TASK TO COMPLETE: Where a line holds the string "marker", return that line.

EXERCISE DATA:
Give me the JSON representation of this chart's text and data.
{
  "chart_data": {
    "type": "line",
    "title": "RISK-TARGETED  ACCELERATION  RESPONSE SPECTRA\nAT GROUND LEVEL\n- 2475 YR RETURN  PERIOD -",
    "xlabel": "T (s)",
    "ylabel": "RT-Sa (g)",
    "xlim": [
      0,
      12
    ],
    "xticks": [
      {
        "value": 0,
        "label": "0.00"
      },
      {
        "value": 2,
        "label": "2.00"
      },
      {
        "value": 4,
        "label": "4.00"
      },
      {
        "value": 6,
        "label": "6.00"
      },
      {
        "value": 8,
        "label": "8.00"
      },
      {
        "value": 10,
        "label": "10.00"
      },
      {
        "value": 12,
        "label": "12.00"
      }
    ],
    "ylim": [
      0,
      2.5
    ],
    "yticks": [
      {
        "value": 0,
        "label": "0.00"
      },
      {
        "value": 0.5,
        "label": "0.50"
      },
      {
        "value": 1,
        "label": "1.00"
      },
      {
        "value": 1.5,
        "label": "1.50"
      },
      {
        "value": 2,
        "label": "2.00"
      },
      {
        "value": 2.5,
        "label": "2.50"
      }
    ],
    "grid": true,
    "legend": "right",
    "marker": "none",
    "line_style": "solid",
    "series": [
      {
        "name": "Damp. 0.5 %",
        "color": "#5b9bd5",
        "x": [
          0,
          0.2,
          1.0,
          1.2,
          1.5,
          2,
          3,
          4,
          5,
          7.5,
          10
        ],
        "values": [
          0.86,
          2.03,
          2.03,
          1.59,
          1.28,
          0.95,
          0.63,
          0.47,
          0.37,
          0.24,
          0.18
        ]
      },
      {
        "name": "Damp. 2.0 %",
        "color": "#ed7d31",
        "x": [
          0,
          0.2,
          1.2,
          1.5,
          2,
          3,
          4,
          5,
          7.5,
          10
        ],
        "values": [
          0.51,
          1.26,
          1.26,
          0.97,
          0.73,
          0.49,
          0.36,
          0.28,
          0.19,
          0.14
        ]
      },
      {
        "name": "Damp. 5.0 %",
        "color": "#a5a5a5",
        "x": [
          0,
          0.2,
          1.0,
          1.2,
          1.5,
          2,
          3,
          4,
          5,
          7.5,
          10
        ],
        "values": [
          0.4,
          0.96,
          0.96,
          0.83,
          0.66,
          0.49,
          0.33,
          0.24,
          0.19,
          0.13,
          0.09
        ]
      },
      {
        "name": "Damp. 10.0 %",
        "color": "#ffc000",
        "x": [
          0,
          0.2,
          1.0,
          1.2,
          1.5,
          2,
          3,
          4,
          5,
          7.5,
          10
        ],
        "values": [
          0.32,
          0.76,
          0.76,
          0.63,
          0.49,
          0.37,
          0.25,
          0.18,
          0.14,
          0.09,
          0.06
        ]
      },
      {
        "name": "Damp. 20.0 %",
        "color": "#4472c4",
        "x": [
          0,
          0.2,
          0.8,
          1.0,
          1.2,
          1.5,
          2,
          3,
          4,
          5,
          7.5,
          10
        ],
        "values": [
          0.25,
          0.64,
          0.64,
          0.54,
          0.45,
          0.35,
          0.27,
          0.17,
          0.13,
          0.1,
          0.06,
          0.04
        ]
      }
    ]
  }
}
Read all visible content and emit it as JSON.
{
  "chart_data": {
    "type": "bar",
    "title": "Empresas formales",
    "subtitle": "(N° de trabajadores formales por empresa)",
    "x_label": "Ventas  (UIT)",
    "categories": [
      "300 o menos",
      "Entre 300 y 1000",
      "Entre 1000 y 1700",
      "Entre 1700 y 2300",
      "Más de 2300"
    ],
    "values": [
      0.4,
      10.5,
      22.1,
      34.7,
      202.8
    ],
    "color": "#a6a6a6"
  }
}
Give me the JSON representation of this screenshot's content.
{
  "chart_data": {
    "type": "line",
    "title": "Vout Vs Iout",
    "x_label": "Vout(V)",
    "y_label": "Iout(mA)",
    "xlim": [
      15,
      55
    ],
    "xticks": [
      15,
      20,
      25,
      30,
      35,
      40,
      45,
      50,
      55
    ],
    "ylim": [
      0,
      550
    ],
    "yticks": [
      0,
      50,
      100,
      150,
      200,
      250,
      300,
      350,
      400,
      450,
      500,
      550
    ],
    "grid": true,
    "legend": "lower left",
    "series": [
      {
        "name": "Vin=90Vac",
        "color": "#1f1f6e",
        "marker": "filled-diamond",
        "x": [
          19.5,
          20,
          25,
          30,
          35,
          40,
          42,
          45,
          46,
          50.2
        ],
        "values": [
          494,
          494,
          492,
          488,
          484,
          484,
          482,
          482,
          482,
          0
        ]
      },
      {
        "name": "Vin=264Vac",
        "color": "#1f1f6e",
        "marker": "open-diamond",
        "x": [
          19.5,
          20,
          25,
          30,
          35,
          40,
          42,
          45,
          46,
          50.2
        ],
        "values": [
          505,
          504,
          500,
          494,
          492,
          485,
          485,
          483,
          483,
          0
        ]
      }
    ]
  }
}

PROBLEM SOLUTION:
    "marker": "none",
        "marker": "filled-diamond",
        "marker": "open-diamond",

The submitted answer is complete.